EXERCISE. Find the lines in these entries that include the word "ciues" and state how many there are, with no other words.

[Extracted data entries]
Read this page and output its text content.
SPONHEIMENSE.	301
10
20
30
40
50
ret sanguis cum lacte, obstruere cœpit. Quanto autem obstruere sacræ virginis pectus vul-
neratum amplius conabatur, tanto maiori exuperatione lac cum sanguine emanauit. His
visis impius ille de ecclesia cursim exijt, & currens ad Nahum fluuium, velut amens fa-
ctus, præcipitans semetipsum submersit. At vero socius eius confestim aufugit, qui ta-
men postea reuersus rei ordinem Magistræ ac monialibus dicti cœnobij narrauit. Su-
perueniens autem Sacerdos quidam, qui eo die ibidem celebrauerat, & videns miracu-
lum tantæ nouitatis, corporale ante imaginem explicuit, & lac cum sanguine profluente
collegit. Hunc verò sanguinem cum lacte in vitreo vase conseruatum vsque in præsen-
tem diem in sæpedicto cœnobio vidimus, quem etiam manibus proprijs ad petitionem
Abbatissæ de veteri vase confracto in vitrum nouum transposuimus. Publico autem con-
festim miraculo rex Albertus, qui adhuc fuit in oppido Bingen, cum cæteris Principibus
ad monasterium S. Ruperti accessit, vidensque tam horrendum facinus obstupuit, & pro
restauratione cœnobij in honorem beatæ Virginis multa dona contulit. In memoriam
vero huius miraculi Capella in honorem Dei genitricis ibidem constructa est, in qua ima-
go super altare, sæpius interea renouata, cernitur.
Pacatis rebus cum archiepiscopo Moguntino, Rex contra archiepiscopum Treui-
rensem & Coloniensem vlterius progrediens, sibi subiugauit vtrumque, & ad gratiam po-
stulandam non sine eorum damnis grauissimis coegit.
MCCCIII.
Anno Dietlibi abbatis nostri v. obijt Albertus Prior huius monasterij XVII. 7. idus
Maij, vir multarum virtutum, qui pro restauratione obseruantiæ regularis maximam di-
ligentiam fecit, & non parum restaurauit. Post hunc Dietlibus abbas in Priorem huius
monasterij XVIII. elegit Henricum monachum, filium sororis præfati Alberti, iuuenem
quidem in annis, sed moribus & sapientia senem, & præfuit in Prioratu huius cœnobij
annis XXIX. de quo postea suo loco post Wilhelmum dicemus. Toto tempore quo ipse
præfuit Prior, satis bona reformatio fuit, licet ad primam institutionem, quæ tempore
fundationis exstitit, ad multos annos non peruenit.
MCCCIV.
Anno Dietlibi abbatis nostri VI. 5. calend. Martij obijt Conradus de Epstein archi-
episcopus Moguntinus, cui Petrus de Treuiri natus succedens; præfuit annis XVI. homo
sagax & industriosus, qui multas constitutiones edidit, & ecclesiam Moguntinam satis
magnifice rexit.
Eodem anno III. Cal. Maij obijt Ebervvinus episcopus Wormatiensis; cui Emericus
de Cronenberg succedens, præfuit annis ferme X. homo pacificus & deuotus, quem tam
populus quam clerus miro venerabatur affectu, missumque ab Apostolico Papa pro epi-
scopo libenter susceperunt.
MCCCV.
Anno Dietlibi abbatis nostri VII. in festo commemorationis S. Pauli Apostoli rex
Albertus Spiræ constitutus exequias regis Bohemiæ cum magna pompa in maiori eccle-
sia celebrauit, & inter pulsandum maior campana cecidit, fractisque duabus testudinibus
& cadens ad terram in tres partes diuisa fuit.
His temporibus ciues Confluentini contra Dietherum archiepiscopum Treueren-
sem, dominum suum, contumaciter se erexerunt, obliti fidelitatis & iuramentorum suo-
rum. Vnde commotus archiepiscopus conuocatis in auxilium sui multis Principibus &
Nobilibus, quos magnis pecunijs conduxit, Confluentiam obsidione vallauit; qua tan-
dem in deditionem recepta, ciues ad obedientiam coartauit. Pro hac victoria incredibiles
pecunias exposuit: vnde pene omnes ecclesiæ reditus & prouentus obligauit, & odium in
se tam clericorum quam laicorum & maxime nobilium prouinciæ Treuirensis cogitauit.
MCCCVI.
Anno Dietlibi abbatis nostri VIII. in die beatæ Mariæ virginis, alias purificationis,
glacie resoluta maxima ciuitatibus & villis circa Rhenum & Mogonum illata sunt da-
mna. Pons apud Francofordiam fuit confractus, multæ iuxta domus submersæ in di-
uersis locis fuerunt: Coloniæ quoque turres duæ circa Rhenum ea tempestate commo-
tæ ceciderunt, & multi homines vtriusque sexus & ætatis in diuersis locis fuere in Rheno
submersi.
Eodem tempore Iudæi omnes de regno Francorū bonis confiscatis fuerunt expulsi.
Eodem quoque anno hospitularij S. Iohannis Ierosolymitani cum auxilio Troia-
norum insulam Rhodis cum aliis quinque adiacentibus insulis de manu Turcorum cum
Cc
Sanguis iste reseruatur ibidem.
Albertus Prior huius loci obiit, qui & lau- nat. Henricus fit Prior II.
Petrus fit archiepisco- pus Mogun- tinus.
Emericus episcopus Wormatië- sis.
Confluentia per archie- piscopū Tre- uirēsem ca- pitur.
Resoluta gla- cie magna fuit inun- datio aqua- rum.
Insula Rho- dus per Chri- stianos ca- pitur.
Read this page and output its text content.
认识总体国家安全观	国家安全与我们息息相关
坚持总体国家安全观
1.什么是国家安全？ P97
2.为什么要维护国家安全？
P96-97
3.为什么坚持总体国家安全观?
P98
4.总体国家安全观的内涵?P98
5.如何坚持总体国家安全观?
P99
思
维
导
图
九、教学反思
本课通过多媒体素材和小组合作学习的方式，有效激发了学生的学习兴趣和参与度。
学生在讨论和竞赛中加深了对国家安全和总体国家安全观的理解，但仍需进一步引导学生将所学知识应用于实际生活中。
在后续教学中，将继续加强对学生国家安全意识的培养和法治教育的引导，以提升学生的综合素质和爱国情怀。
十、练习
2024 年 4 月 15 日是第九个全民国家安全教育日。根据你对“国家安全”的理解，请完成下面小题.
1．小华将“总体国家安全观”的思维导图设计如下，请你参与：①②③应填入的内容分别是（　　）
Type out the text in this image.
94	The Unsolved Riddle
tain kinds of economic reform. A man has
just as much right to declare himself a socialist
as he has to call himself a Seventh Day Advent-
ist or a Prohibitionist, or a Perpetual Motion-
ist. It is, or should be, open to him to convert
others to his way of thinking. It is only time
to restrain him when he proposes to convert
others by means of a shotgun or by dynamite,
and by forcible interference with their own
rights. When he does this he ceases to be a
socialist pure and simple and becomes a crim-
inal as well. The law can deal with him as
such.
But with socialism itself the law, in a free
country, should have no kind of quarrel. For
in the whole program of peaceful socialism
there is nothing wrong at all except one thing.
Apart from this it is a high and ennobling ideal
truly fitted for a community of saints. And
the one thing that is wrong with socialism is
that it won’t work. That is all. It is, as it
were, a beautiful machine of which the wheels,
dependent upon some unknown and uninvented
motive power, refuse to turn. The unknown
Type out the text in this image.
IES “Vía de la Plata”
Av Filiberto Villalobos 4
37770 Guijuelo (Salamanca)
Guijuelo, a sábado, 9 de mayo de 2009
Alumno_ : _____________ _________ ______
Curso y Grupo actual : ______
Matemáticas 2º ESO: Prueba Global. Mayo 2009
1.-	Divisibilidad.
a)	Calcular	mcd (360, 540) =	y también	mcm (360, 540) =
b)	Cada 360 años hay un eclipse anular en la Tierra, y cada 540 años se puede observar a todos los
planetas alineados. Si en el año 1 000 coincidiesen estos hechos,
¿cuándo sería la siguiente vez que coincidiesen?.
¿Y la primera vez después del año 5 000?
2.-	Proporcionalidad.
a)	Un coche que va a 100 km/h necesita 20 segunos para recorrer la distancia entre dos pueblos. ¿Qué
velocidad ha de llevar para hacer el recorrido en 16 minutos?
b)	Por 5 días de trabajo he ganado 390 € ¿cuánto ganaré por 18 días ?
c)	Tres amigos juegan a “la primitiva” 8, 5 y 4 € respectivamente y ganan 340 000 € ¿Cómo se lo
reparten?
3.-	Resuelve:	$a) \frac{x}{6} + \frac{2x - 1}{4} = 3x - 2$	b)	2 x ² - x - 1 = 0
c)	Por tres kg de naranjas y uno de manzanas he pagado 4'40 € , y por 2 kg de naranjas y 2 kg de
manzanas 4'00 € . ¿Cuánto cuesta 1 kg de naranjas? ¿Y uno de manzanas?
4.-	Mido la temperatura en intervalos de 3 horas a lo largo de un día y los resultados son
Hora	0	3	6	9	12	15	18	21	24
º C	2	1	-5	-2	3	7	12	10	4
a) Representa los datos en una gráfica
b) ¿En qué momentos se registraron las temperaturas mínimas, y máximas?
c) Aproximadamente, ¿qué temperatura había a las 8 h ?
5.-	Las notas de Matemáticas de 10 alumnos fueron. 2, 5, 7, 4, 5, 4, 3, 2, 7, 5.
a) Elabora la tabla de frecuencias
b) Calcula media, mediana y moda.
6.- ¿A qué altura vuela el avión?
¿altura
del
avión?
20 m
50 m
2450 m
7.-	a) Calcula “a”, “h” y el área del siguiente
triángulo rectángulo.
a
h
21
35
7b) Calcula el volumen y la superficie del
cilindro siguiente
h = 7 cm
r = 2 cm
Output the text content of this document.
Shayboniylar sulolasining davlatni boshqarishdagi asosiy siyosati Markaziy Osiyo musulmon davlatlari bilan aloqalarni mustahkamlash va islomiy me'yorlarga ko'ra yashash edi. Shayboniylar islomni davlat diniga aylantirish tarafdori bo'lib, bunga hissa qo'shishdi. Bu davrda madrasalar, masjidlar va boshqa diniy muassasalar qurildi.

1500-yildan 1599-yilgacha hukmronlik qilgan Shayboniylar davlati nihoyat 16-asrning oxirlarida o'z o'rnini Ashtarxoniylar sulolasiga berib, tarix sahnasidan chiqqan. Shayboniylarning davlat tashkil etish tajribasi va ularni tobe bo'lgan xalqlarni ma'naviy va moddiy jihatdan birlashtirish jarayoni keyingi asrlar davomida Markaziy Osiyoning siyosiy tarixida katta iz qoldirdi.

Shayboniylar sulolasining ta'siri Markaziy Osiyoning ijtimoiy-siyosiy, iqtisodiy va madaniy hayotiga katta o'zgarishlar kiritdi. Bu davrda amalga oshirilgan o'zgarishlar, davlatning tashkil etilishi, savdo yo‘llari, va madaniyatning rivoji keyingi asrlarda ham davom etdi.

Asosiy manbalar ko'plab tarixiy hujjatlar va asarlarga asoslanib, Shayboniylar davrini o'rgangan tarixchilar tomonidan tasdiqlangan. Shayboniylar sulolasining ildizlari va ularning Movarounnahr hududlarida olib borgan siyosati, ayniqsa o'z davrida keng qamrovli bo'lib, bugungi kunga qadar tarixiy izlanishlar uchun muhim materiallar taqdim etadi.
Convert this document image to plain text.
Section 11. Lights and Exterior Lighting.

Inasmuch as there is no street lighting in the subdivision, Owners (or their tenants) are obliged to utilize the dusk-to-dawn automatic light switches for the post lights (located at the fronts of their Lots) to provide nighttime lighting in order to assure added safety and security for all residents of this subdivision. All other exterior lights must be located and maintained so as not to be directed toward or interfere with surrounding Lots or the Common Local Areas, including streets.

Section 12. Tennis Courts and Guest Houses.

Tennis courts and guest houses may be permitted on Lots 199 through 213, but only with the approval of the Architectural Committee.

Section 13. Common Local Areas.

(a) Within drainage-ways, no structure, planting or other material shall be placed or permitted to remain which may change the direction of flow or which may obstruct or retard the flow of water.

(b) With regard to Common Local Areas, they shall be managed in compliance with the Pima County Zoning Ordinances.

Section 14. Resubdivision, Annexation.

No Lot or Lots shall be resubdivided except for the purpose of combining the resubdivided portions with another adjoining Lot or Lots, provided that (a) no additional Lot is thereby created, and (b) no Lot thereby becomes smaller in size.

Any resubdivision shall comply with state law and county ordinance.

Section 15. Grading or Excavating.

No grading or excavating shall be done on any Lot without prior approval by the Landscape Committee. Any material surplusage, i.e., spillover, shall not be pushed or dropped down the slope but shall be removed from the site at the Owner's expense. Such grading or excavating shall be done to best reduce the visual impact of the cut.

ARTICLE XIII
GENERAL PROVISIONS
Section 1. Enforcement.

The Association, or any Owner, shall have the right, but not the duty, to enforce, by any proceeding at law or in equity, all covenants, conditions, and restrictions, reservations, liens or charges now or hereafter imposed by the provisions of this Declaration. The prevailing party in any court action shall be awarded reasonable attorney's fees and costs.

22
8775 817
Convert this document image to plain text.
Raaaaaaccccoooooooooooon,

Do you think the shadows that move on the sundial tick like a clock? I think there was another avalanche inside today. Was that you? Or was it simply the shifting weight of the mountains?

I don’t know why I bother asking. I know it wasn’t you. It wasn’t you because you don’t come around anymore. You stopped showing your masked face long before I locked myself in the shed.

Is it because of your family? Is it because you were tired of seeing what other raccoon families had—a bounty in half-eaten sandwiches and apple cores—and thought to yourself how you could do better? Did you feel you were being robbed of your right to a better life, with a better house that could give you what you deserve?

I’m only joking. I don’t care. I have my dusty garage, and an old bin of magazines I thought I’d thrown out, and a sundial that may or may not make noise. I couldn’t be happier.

OUTPUT FOR THIS EXERCISE. 2